TASK GOAL: Repeat each entry word for word. Leave any images out of the copy.

Extracted data entries
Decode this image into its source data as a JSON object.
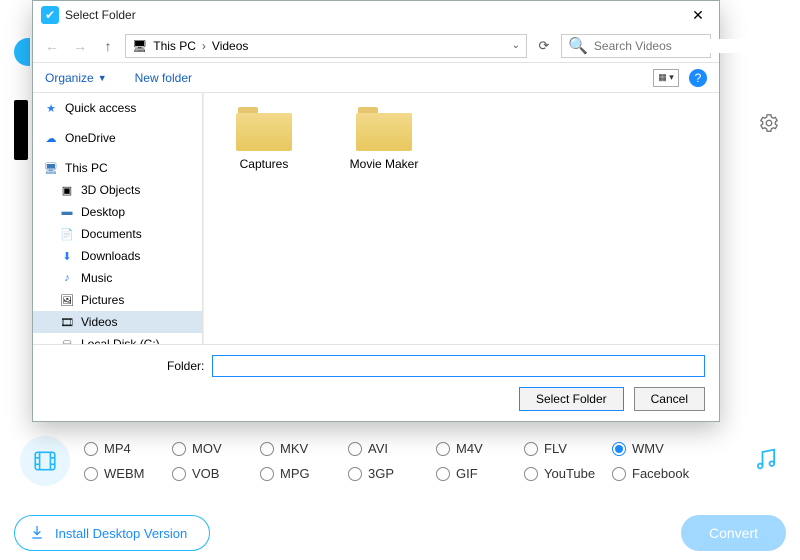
{
  "dialog": {
    "title": "Select Folder",
    "breadcrumb": {
      "root": "This PC",
      "current": "Videos"
    },
    "search_placeholder": "Search Videos",
    "toolbar": {
      "organize": "Organize",
      "new_folder": "New folder"
    },
    "tree": {
      "quick_access": "Quick access",
      "onedrive": "OneDrive",
      "this_pc": "This PC",
      "objects3d": "3D Objects",
      "desktop": "Desktop",
      "documents": "Documents",
      "downloads": "Downloads",
      "music": "Music",
      "pictures": "Pictures",
      "videos": "Videos",
      "local_disk": "Local Disk (C:)"
    },
    "folders": [
      "Captures",
      "Movie Maker"
    ],
    "footer": {
      "label": "Folder:",
      "value": "",
      "select": "Select Folder",
      "cancel": "Cancel"
    }
  },
  "app": {
    "formats": [
      "MP4",
      "MOV",
      "MKV",
      "AVI",
      "M4V",
      "FLV",
      "WMV",
      "WEBM",
      "VOB",
      "MPG",
      "3GP",
      "GIF",
      "YouTube",
      "Facebook"
    ],
    "selected_format": "WMV",
    "install": "Install Desktop Version",
    "convert": "Convert"
  }
}
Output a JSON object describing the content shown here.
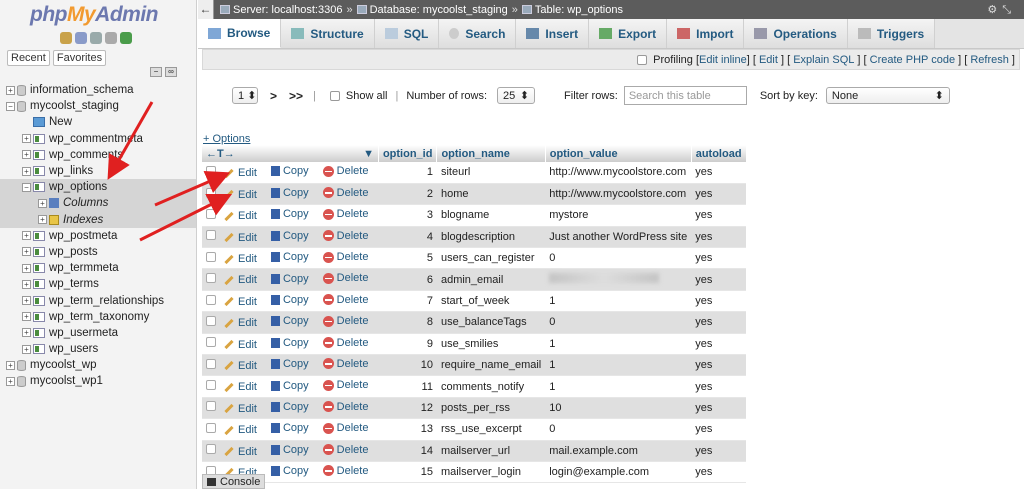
{
  "app": {
    "logo_php": "php",
    "logo_my": "My",
    "logo_admin": "Admin"
  },
  "sidebar": {
    "tab_recent": "Recent",
    "tab_favorites": "Favorites",
    "tree": [
      {
        "label": "information_schema",
        "kind": "db",
        "toggle": "+"
      },
      {
        "label": "mycoolst_staging",
        "kind": "db",
        "toggle": "−"
      },
      {
        "label": "New",
        "kind": "new"
      },
      {
        "label": "wp_commentmeta",
        "kind": "table",
        "toggle": "+"
      },
      {
        "label": "wp_comments",
        "kind": "table",
        "toggle": "+"
      },
      {
        "label": "wp_links",
        "kind": "table",
        "toggle": "+"
      },
      {
        "label": "wp_options",
        "kind": "table",
        "toggle": "−"
      },
      {
        "label": "Columns",
        "kind": "columns",
        "toggle": "+"
      },
      {
        "label": "Indexes",
        "kind": "indexes",
        "toggle": "+"
      },
      {
        "label": "wp_postmeta",
        "kind": "table",
        "toggle": "+"
      },
      {
        "label": "wp_posts",
        "kind": "table",
        "toggle": "+"
      },
      {
        "label": "wp_termmeta",
        "kind": "table",
        "toggle": "+"
      },
      {
        "label": "wp_terms",
        "kind": "table",
        "toggle": "+"
      },
      {
        "label": "wp_term_relationships",
        "kind": "table",
        "toggle": "+"
      },
      {
        "label": "wp_term_taxonomy",
        "kind": "table",
        "toggle": "+"
      },
      {
        "label": "wp_usermeta",
        "kind": "table",
        "toggle": "+"
      },
      {
        "label": "wp_users",
        "kind": "table",
        "toggle": "+"
      },
      {
        "label": "mycoolst_wp",
        "kind": "db",
        "toggle": "+"
      },
      {
        "label": "mycoolst_wp1",
        "kind": "db",
        "toggle": "+"
      }
    ]
  },
  "breadcrumb": {
    "server": "Server: localhost:3306",
    "database": "Database: mycoolst_staging",
    "table": "Table: wp_options",
    "separator": "»"
  },
  "tabs": [
    "Browse",
    "Structure",
    "SQL",
    "Search",
    "Insert",
    "Export",
    "Import",
    "Operations",
    "Triggers"
  ],
  "profiling": {
    "label": "Profiling",
    "links": [
      "Edit inline",
      "Edit",
      "Explain SQL",
      "Create PHP code",
      "Refresh"
    ]
  },
  "nav": {
    "page": "1",
    "next": ">",
    "last": ">>",
    "divider": "|",
    "show_all": "Show all",
    "rows_label": "Number of rows:",
    "rows_value": "25",
    "filter_label": "Filter rows:",
    "filter_placeholder": "Search this table",
    "sort_label": "Sort by key:",
    "sort_value": "None",
    "select_caret": "▾",
    "page_caret": "⬍"
  },
  "table": {
    "options_link": "+ Options",
    "arrows_header": "←T→",
    "sort_caret": "▼",
    "columns": [
      "option_id",
      "option_name",
      "option_value",
      "autoload"
    ],
    "action_labels": {
      "edit": "Edit",
      "copy": "Copy",
      "delete": "Delete"
    },
    "rows": [
      {
        "id": "1",
        "name": "siteurl",
        "value": "http://www.mycoolstore.com",
        "autoload": "yes"
      },
      {
        "id": "2",
        "name": "home",
        "value": "http://www.mycoolstore.com",
        "autoload": "yes"
      },
      {
        "id": "3",
        "name": "blogname",
        "value": "mystore",
        "autoload": "yes"
      },
      {
        "id": "4",
        "name": "blogdescription",
        "value": "Just another WordPress site",
        "autoload": "yes"
      },
      {
        "id": "5",
        "name": "users_can_register",
        "value": "0",
        "autoload": "yes"
      },
      {
        "id": "6",
        "name": "admin_email",
        "value": "",
        "autoload": "yes"
      },
      {
        "id": "7",
        "name": "start_of_week",
        "value": "1",
        "autoload": "yes"
      },
      {
        "id": "8",
        "name": "use_balanceTags",
        "value": "0",
        "autoload": "yes"
      },
      {
        "id": "9",
        "name": "use_smilies",
        "value": "1",
        "autoload": "yes"
      },
      {
        "id": "10",
        "name": "require_name_email",
        "value": "1",
        "autoload": "yes"
      },
      {
        "id": "11",
        "name": "comments_notify",
        "value": "1",
        "autoload": "yes"
      },
      {
        "id": "12",
        "name": "posts_per_rss",
        "value": "10",
        "autoload": "yes"
      },
      {
        "id": "13",
        "name": "rss_use_excerpt",
        "value": "0",
        "autoload": "yes"
      },
      {
        "id": "14",
        "name": "mailserver_url",
        "value": "mail.example.com",
        "autoload": "yes"
      },
      {
        "id": "15",
        "name": "mailserver_login",
        "value": "login@example.com",
        "autoload": "yes"
      }
    ]
  },
  "console": {
    "label": "Console"
  },
  "colors": {
    "link": "#235a81",
    "arrow": "#e02020",
    "topbar": "#5c5c5c"
  }
}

WRITTEN RESPONSE:
Decode this image into its source data as a JSON object.
{
  "dialog": {
    "title": "Select Folder",
    "breadcrumb": {
      "root": "This PC",
      "current": "Videos"
    },
    "search_placeholder": "Search Videos",
    "toolbar": {
      "organize": "Organize",
      "new_folder": "New folder"
    },
    "tree": {
      "quick_access": "Quick access",
      "onedrive": "OneDrive",
      "this_pc": "This PC",
      "objects3d": "3D Objects",
      "desktop": "Desktop",
      "documents": "Documents",
      "downloads": "Downloads",
      "music": "Music",
      "pictures": "Pictures",
      "videos": "Videos",
      "local_disk": "Local Disk (C:)"
    },
    "folders": [
      "Captures",
      "Movie Maker"
    ],
    "footer": {
      "label": "Folder:",
      "value": "",
      "select": "Select Folder",
      "cancel": "Cancel"
    }
  },
  "app": {
    "formats": [
      "MP4",
      "MOV",
      "MKV",
      "AVI",
      "M4V",
      "FLV",
      "WMV",
      "WEBM",
      "VOB",
      "MPG",
      "3GP",
      "GIF",
      "YouTube",
      "Facebook"
    ],
    "selected_format": "WMV",
    "install": "Install Desktop Version",
    "convert": "Convert"
  }
}
Output a JSON object describing the content shown here.
{
  "app": {
    "logo_php": "php",
    "logo_my": "My",
    "logo_admin": "Admin"
  },
  "sidebar": {
    "tab_recent": "Recent",
    "tab_favorites": "Favorites",
    "tree": [
      {
        "label": "information_schema",
        "kind": "db",
        "toggle": "+"
      },
      {
        "label": "mycoolst_staging",
        "kind": "db",
        "toggle": "−"
      },
      {
        "label": "New",
        "kind": "new"
      },
      {
        "label": "wp_commentmeta",
        "kind": "table",
        "toggle": "+"
      },
      {
        "label": "wp_comments",
        "kind": "table",
        "toggle": "+"
      },
      {
        "label": "wp_links",
        "kind": "table",
        "toggle": "+"
      },
      {
        "label": "wp_options",
        "kind": "table",
        "toggle": "−"
      },
      {
        "label": "Columns",
        "kind": "columns",
        "toggle": "+"
      },
      {
        "label": "Indexes",
        "kind": "indexes",
        "toggle": "+"
      },
      {
        "label": "wp_postmeta",
        "kind": "table",
        "toggle": "+"
      },
      {
        "label": "wp_posts",
        "kind": "table",
        "toggle": "+"
      },
      {
        "label": "wp_termmeta",
        "kind": "table",
        "toggle": "+"
      },
      {
        "label": "wp_terms",
        "kind": "table",
        "toggle": "+"
      },
      {
        "label": "wp_term_relationships",
        "kind": "table",
        "toggle": "+"
      },
      {
        "label": "wp_term_taxonomy",
        "kind": "table",
        "toggle": "+"
      },
      {
        "label": "wp_usermeta",
        "kind": "table",
        "toggle": "+"
      },
      {
        "label": "wp_users",
        "kind": "table",
        "toggle": "+"
      },
      {
        "label": "mycoolst_wp",
        "kind": "db",
        "toggle": "+"
      },
      {
        "label": "mycoolst_wp1",
        "kind": "db",
        "toggle": "+"
      }
    ]
  },
  "breadcrumb": {
    "server": "Server: localhost:3306",
    "database": "Database: mycoolst_staging",
    "table": "Table: wp_options",
    "separator": "»"
  },
  "tabs": [
    "Browse",
    "Structure",
    "SQL",
    "Search",
    "Insert",
    "Export",
    "Import",
    "Operations",
    "Triggers"
  ],
  "profiling": {
    "label": "Profiling",
    "links": [
      "Edit inline",
      "Edit",
      "Explain SQL",
      "Create PHP code",
      "Refresh"
    ]
  },
  "nav": {
    "page": "1",
    "next": ">",
    "last": ">>",
    "divider": "|",
    "show_all": "Show all",
    "rows_label": "Number of rows:",
    "rows_value": "25",
    "filter_label": "Filter rows:",
    "filter_placeholder": "Search this table",
    "sort_label": "Sort by key:",
    "sort_value": "None",
    "select_caret": "▾",
    "page_caret": "⬍"
  },
  "table": {
    "options_link": "+ Options",
    "arrows_header": "←T→",
    "sort_caret": "▼",
    "columns": [
      "option_id",
      "option_name",
      "option_value",
      "autoload"
    ],
    "action_labels": {
      "edit": "Edit",
      "copy": "Copy",
      "delete": "Delete"
    },
    "rows": [
      {
        "id": "1",
        "name": "siteurl",
        "value": "http://www.mycoolstore.com",
        "autoload": "yes"
      },
      {
        "id": "2",
        "name": "home",
        "value": "http://www.mycoolstore.com",
        "autoload": "yes"
      },
      {
        "id": "3",
        "name": "blogname",
        "value": "mystore",
        "autoload": "yes"
      },
      {
        "id": "4",
        "name": "blogdescription",
        "value": "Just another WordPress site",
        "autoload": "yes"
      },
      {
        "id": "5",
        "name": "users_can_register",
        "value": "0",
        "autoload": "yes"
      },
      {
        "id": "6",
        "name": "admin_email",
        "value": "",
        "autoload": "yes"
      },
      {
        "id": "7",
        "name": "start_of_week",
        "value": "1",
        "autoload": "yes"
      },
      {
        "id": "8",
        "name": "use_balanceTags",
        "value": "0",
        "autoload": "yes"
      },
      {
        "id": "9",
        "name": "use_smilies",
        "value": "1",
        "autoload": "yes"
      },
      {
        "id": "10",
        "name": "require_name_email",
        "value": "1",
        "autoload": "yes"
      },
      {
        "id": "11",
        "name": "comments_notify",
        "value": "1",
        "autoload": "yes"
      },
      {
        "id": "12",
        "name": "posts_per_rss",
        "value": "10",
        "autoload": "yes"
      },
      {
        "id": "13",
        "name": "rss_use_excerpt",
        "value": "0",
        "autoload": "yes"
      },
      {
        "id": "14",
        "name": "mailserver_url",
        "value": "mail.example.com",
        "autoload": "yes"
      },
      {
        "id": "15",
        "name": "mailserver_login",
        "value": "login@example.com",
        "autoload": "yes"
      }
    ]
  },
  "console": {
    "label": "Console"
  },
  "colors": {
    "link": "#235a81",
    "arrow": "#e02020",
    "topbar": "#5c5c5c"
  }
}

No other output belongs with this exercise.